■ Given task: Will you give every entry again exactly as it stands?

■ Material supplied:
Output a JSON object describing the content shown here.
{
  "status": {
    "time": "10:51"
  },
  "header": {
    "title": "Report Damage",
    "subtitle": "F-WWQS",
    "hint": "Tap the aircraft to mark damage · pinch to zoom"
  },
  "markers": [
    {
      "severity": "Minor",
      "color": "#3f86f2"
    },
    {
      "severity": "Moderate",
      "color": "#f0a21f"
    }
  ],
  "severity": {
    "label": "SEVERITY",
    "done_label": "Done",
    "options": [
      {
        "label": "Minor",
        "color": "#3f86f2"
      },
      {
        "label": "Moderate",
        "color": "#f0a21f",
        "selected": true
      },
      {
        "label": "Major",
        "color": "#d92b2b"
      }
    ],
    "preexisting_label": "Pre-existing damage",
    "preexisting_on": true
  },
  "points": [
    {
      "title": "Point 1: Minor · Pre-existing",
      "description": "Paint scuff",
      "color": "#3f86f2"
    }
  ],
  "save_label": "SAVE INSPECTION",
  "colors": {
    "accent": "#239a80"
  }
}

■ Answer for this exercise:
Output a JSON object describing the content shown here.
{
  "status": {
    "time": "10:51"
  },
  "header": {
    "title": "Report Damage",
    "subtitle": "F-WWQS",
    "hint": "Tap the aircraft to mark damage · pinch to zoom"
  },
  "markers": [
    {
      "severity": "Minor",
      "color": "#3f86f2"
    },
    {
      "severity": "Moderate",
      "color": "#f0a21f"
    }
  ],
  "severity": {
    "label": "SEVERITY",
    "done_label": "Done",
    "options": [
      {
        "label": "Minor",
        "color": "#3f86f2"
      },
      {
        "label": "Moderate",
        "color": "#f0a21f",
        "selected": true
      },
      {
        "label": "Major",
        "color": "#d92b2b"
      }
    ],
    "preexisting_label": "Pre-existing damage",
    "preexisting_on": true
  },
  "points": [
    {
      "title": "Point 1: Minor · Pre-existing",
      "description": "Paint scuff",
      "color": "#3f86f2"
    }
  ],
  "save_label": "SAVE INSPECTION",
  "colors": {
    "accent": "#239a80"
  }
}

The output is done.